[[ Passage, beginning ]]

And reading Hazrey's blog, I  realized I was wrong to share the video of a mom who abused her daughter. The video went viral, and I was so mad seeing the video I shared it on my FB account without second thought. Of course, it drew people to draw that 'like' buttons, and sama sama berjemaah untuk memaki hamun that abuser (even the fact that the case was reported last year and the mom is behind bar now, and the kid, alhamdulilah albeit traumatized, is still alive). Does that a right thing to do, condemning an abusive mother with harsh words who already pays the price (tuh dekat dunia, akhirat nanti dia kena jugak lagi). I am over mad at her, of course, tapi biarlah aku marah sorang sorang.  But I am not in my position to maki hamun her, and heret my FB friends to do the same. Tiba-tiba rasa diri sangat serba salah over my video post and dah berdosa buat macam tu and so, I deleted the video. Responsibility, would it be?


Anywaysssssssssss....for the rest of you, happy blogging and I will forever follow you, without a trace of course:)

Wednesday, May 09, 2012

comfort is what make you lazy

Swear..I have no ideas why I am so implausibly lazy to pen down thoughts. Probably because I more into reading these days, not writing.I have so many things to say, trust me. Come talk to me and you probably never see the lights because I am so going to babble non-stop. Or probably because I am soooooo comfortable being in my own comfort zone, where else but home. Back in hometown for the last 2 weeks, do mostly nothing, seriously. Oh maybe the excitement being the driver once in a while, assisting mom choosing her kain baju kurung, occasionally paying the 'royal' visit to my grandma's, and meeting up best bud.That's that. But it is definitely my happiness. I am so wrapped up in my own world, that I have no excuses for my laziness and lack of willpower to even dust my blog.

[[ Passage, end ]]

- _Exercises to complete_:
1. Translate this sentence from the blog into German: "I am so wrapped up in my own world, that I have no excuses for my laziness and lack of willpower to even dust my blog."
2. According to the blog, how long has the writer been back in their hometown?
3. Rewrite the blog from "Wednesday, May 09, 2012" to "dust my blog.", putting "best friend" in place of "best bud".
The data that follows is separate material and is unrelated to the blog.

[[ Information supplied, beginning ]]

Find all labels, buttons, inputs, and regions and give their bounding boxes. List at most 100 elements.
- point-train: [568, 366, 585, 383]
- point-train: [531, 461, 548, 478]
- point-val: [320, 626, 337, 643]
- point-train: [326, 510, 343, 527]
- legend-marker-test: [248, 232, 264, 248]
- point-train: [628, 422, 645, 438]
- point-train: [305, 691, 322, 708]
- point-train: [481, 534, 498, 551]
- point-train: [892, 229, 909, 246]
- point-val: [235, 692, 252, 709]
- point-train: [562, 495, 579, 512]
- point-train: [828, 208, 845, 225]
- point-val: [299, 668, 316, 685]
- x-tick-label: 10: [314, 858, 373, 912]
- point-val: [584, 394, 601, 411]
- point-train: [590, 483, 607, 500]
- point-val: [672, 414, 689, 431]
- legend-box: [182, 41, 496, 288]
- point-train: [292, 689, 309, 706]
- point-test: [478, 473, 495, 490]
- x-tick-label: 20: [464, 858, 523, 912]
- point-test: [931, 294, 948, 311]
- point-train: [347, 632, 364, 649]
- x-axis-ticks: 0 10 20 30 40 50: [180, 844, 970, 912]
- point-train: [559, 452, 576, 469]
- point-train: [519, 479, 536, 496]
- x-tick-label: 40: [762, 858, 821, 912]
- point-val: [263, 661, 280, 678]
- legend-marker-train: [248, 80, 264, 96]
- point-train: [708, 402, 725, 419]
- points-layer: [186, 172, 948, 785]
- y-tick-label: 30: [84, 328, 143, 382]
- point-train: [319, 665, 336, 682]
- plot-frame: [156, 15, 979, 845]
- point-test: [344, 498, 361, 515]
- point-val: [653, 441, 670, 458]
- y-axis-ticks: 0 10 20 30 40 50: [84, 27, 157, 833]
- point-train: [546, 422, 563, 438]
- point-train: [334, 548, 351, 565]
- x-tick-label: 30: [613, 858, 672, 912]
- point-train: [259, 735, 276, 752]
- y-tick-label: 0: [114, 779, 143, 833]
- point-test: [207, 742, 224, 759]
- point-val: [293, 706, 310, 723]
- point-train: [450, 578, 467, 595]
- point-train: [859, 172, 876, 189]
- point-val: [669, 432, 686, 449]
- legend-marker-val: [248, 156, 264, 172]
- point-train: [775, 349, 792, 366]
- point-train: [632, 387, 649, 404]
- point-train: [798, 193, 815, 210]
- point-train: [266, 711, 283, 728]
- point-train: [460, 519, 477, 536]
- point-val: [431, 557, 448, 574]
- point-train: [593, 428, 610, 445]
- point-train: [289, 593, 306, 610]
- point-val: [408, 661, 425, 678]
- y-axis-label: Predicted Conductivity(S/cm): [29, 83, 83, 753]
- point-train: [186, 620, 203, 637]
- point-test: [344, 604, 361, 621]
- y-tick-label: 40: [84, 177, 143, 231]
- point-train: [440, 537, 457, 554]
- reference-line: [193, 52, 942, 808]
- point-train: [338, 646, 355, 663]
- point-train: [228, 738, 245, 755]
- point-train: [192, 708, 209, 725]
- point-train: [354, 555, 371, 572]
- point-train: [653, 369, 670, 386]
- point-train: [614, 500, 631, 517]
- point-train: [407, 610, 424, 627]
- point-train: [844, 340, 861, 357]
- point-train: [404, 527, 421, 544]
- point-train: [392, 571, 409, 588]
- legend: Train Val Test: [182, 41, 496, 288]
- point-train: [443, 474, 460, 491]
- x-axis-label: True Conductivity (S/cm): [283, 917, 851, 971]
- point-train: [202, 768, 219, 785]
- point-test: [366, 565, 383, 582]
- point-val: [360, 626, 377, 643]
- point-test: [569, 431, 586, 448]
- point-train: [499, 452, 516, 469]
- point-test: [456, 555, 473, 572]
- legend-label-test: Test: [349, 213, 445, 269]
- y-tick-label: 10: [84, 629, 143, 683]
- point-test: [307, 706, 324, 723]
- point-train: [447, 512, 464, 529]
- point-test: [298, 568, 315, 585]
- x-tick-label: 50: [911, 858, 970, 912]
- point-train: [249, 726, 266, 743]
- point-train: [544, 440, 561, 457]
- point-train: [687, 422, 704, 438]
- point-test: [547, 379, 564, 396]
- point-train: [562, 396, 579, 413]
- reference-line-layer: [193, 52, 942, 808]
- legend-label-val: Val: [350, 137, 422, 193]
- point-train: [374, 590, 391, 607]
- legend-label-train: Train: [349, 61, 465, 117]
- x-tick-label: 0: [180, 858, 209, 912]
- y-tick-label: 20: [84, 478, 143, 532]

[[ Information supplied, end ]]

- _Answer section_:
1. Ich bin so sehr in meiner eigenen Welt gefangen, dass ich keine Ausrede für meine Faulheit und meinen Mangel an Willenskraft habe, meinen Blog auch nur abzustauben.

2. For the last 2 weeks.

3.
Wednesday, May 09, 2012

comfort is what make you lazy

Swear..I have no ideas why I am so implausibly lazy to pen down thoughts. Probably because I more into reading these days, not writing.I have so many things to say, trust me. Come talk to me and you probably never see the lights because I am so going to babble non-stop. Or probably because I am soooooo comfortable being in my own comfort zone, where else but home. Back in hometown for the last 2 weeks, do mostly nothing, seriously. Oh maybe the excitement being the driver once in a while, assisting mom choosing her kain baju kurung, occasionally paying the 'royal' visit to my grandma's, and meeting up best friend.That's that. But it is definitely my happiness. I am so wrapped up in my own world, that I have no excuses for my laziness and lack of willpower to even dust my blog.